● **SET TASK**
Search the material and gather each line with "progressivo" in it.

Rows from a dataset
- - -

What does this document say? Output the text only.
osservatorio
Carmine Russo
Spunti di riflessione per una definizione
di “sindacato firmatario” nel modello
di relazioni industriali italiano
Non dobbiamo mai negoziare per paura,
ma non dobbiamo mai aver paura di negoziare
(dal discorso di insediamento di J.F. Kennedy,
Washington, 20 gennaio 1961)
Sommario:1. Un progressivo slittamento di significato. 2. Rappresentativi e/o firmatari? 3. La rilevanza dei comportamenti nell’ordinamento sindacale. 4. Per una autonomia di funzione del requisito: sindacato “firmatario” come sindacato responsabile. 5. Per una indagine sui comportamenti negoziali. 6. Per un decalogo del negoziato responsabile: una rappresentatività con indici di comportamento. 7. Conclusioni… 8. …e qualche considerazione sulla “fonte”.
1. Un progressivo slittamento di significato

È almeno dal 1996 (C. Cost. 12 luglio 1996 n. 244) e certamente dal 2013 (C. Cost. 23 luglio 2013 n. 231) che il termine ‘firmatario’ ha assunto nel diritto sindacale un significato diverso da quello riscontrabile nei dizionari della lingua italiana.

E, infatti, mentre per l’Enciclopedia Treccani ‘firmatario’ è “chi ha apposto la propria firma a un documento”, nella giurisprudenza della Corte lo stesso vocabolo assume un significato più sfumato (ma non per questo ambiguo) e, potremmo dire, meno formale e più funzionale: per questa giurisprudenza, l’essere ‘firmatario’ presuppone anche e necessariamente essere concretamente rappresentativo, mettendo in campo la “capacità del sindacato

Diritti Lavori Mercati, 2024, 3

- - -

● **WRITTEN SOLUTION**
Sommario:1. Un progressivo slittamento di significato. 2. Rappresentativi e/o firmatari? 3. La rilevanza dei comportamenti nell’ordinamento sindacale. 4. Per una autonomia di funzione del requisito: sindacato “firmatario” come sindacato responsabile. 5. Per una indagine sui comportamenti negoziali. 6. Per un decalogo del negoziato responsabile: una rappresentatività con indici di comportamento. 7. Conclusioni… 8. …e qualche considerazione sulla “fonte”.
1. Un progressivo slittamento di significato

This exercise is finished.